● Required task: Transcribe every entry word for word. Skip the pictures.

● Stored records:
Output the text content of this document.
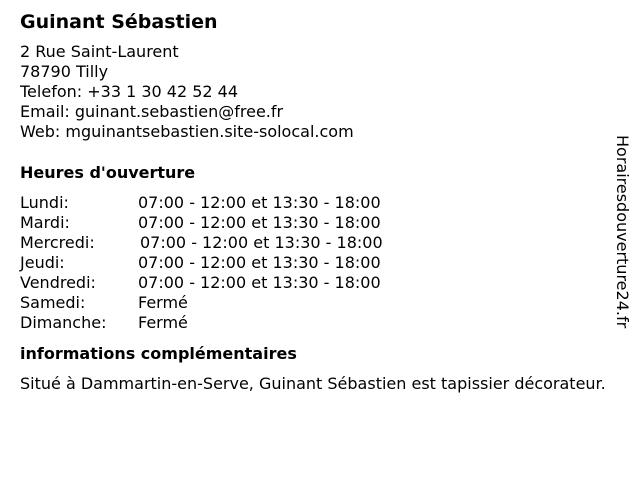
Guinant Sébastien
2 Rue Saint-Laurent
78790 Tilly
Telefon: +33 1 30 42 52 44
Email: guinant.sebastien@free.fr
Web: mguinantsebastien.site-solocal.com
Heures d'ouverture
Lundi:	07:00 - 12:00 et 13:30 - 18:00
Mardi:	07:00 - 12:00 et 13:30 - 18:00
Mercredi:	07:00 - 12:00 et 13:30 - 18:00
Jeudi:	07:00 - 12:00 et 13:30 - 18:00
Vendredi:	07:00 - 12:00 et 13:30 - 18:00
Samedi:	Fermé
Dimanche:	Fermé
informations complémentaires
Situé à Dammartin-en-Serve, Guinant Sébastien est tapissier décorateur.
Horairesdouverture24.fr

● Task response:
Output the text content of this document.
Guinant Sébastien
2 Rue Saint-Laurent
78790 Tilly
Telefon: +33 1 30 42 52 44
Email: guinant.sebastien@free.fr
Web: mguinantsebastien.site-solocal.com
Heures d'ouverture
Lundi:	07:00 - 12:00 et 13:30 - 18:00
Mardi:	07:00 - 12:00 et 13:30 - 18:00
Mercredi:	07:00 - 12:00 et 13:30 - 18:00
Jeudi:	07:00 - 12:00 et 13:30 - 18:00
Vendredi:	07:00 - 12:00 et 13:30 - 18:00
Samedi:	Fermé
Dimanche:	Fermé
informations complémentaires
Situé à Dammartin-en-Serve, Guinant Sébastien est tapissier décorateur.
Horairesdouverture24.fr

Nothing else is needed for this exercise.